• **EXTRACT TO READ**
* START *

Section 4 : Structure of catboost json file

There are 6 high level elements in outer json. I will explain 1 by 1

section 4.1 : features_info : 

This gives the list of features and other information including ordering of borders as explained below in this section. There are 3 different Feature Types : 

section 4.1.1 : float_features

 "float_features":[ 
    { 
        "feature_name":"age", 
        "nan_value_treatment":"AsIs", 
        "has_nans":false, 
        "flat_feature_index":5, 
        "feature_index":0,"borders":[
            12.5,    13.5,    15.5,    16.5,     20.5,
            21.5,    22.5,    24.5,    25.5,     29.5,
            30.5,    31.5,    34.5,    35.5,     36.5,
            37.5,    41.5,    47.5,    49.5,     50.5,
            52.5,    53.5,    54.5,    55.5,     58.5
        ]
    }
 ]

this is the ordered list of numerical features along ordered list of borders used for decisions in trees. 

feature_name : name of the feature if pool is passed while creating the json dump. 
nan_value_treatment: How to treat if value of the feature is not passed while prediction.

has_nans : if this feature had missing values at the time of training
flat_feature_index : this tell the flat_feature_index of the this numerical feature
feature_index : this is feature_index of this numerical feature
borders : This is a first part of the global ordered list of values which needs to be used in conditions of the node where this numerical feature is used. This order is very important and values are used by their indexes. This global index is call split_index. There is a alot infomration we will get just by knowing the split_index. 

For FloatFeature type of feature we can get following information just by knowing index of split_index 

  1. Border value
  2. Feature name
  3. Feature index


For above float_feature example, we can generate 25 split_indexes. Below are 2 example of 1st and last split_indexes. Please note the indexes of split_index here are 0 and 24

 split_index(0) = 
 { 
     "feature_type": "FloatFeature",
     "border_value": 12.5,
     "flat_feature_index": 5, 
     "feature_index": 0,
     "feature_name": "age"
 }
 split_index(24) = 
 {
     "feature_type": "FloatFeature",
     "border_value": 58.5,
     "flat_feature_index": 5,
     "feature_index": 0,
     "feature_name": "age"
 }

split_indexes are indexed across all the features(numerical, OneHot, CTR) that means index of the next split_index will start from 25

section 4.1.2 : Categorical_features

This is ordered list of categorical features along with information about one hot encoded values

 "categorical_features":[ 
    {
        "feature_name":"day", 
       	"flat_feature_index":0, 
        "feature_index":0
    },
    {
    	"feature_name":"hour", 
        "flat_feature_index":1,
        "feature_index":1 
    }, 
    { 
    	"feature_name":"month", 
        "flat_feature_index":2, 
        "feature_index":2
    },
    { 
    	"feature_name":"app_cat", 
        "flat_feature_index":3,
        "feature_index":3
    }, 
    { 
    	"feature_name":"user_occ", 
        "values":[     
            -1445282301,   
            -364013047,
            1886646856
        ],
      	"flat_feature_index":4,
        "feature_index":4 
    }, 
    { 
    	"feature_name":"gender", 
        "flat_feature_index":6, 
        "feature_index":5 
    }, 
    {  
    	"feature_name":"statecode", 
        "flat_feature_index":7, 
        "feature_index":6 
    }
 ]
feature_name, flat_feature_index, feature_index : are already explained above.

* END *

• **REQUEST 1**
Retype the part of the listing that opens with the line containing "transfer-type: TRANSFERENCIA A" and closes with the line containing "receipt-number: No.0002481212 (323, 60, 516, 92)", including both of those lines.
• **REQUEST 2**
Continue the CatBoost JSON explanation from the point where it stops.
The CatBoost JSON explanation and the listing are unrelated to each other.

Element and coordinate records:

* START *

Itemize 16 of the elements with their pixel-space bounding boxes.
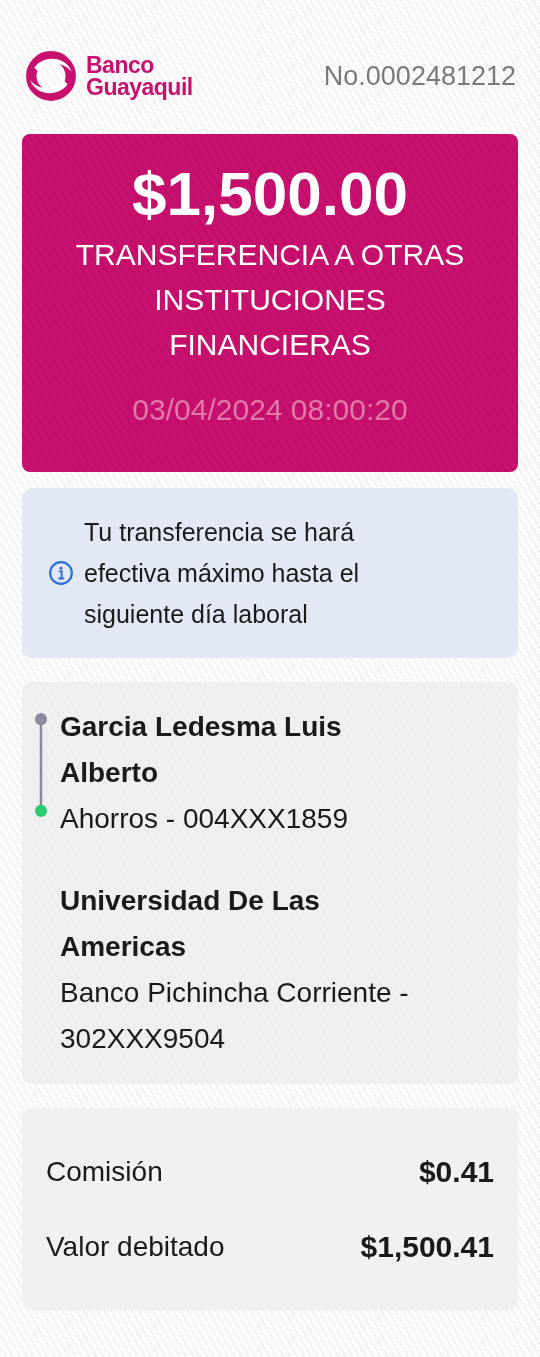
transfer-type: TRANSFERENCIA A OTRAS INSTITUCIONES FINANCIERAS (74, 237, 466, 363)
notice-text: Tu transferencia se hará efectiva máximo hasta el siguiente día laboral (84, 516, 361, 630)
account-holder-name: Garcia Ledesma Luis Alberto (60, 710, 343, 790)
account-number: Banco Pichincha Corriente - 302XXX9504 (60, 976, 410, 1056)
fee-label: Valor debitado (46, 1230, 225, 1263)
fee-value: $1,500.41 (360, 1229, 494, 1264)
amount: $1,500.00 (132, 158, 408, 230)
logo-icon (24, 49, 78, 103)
logo-text: Banco Guayaquil (86, 54, 194, 98)
transfer-datetime: 03/04/2024 08:00:20 (132, 393, 408, 427)
fee-value: $0.41 (418, 1154, 494, 1189)
fee-label: Comisión (46, 1155, 163, 1188)
info-icon (48, 560, 74, 586)
account-number: Ahorros - 004XXX1859 (60, 802, 349, 836)
receipt-number: No.0002481212 (323, 60, 516, 92)
account-holder-name: Universidad De Las Americas (60, 884, 321, 964)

* END *

• **EXPECTED OUTPUT 1**
transfer-type: TRANSFERENCIA A OTRAS INSTITUCIONES FINANCIERAS (74, 237, 466, 363)
notice-text: Tu transferencia se hará efectiva máximo hasta el siguiente día laboral (84, 516, 361, 630)
account-holder-name: Garcia Ledesma Luis Alberto (60, 710, 343, 790)
account-number: Banco Pichincha Corriente - 302XXX9504 (60, 976, 410, 1056)
fee-label: Valor debitado (46, 1230, 225, 1263)
fee-value: $1,500.41 (360, 1229, 494, 1264)
amount: $1,500.00 (132, 158, 408, 230)
logo-icon (24, 49, 78, 103)
logo-text: Banco Guayaquil (86, 54, 194, 98)
transfer-datetime: 03/04/2024 08:00:20 (132, 393, 408, 427)
fee-value: $0.41 (418, 1154, 494, 1189)
fee-label: Comisión (46, 1155, 163, 1188)
info-icon (48, 560, 74, 586)
account-number: Ahorros - 004XXX1859 (60, 802, 349, 836)
receipt-number: No.0002481212 (323, 60, 516, 92)

• **EXPECTED OUTPUT 2**
values :this is the ordered list of values which will be used for one-hot feature. This will be part of global list of split_index. for categorical_features split_index will give following formation 
  1. Feature Name
  2. Feature Index
  3. Value for OneHot comparision
For above example of categorical_features we can generate 3 OneHot split_indexes. Since this is part of global list of split_indexes and we have already used 0 to 24 indexes for float_features, index for this split_index will start with 25.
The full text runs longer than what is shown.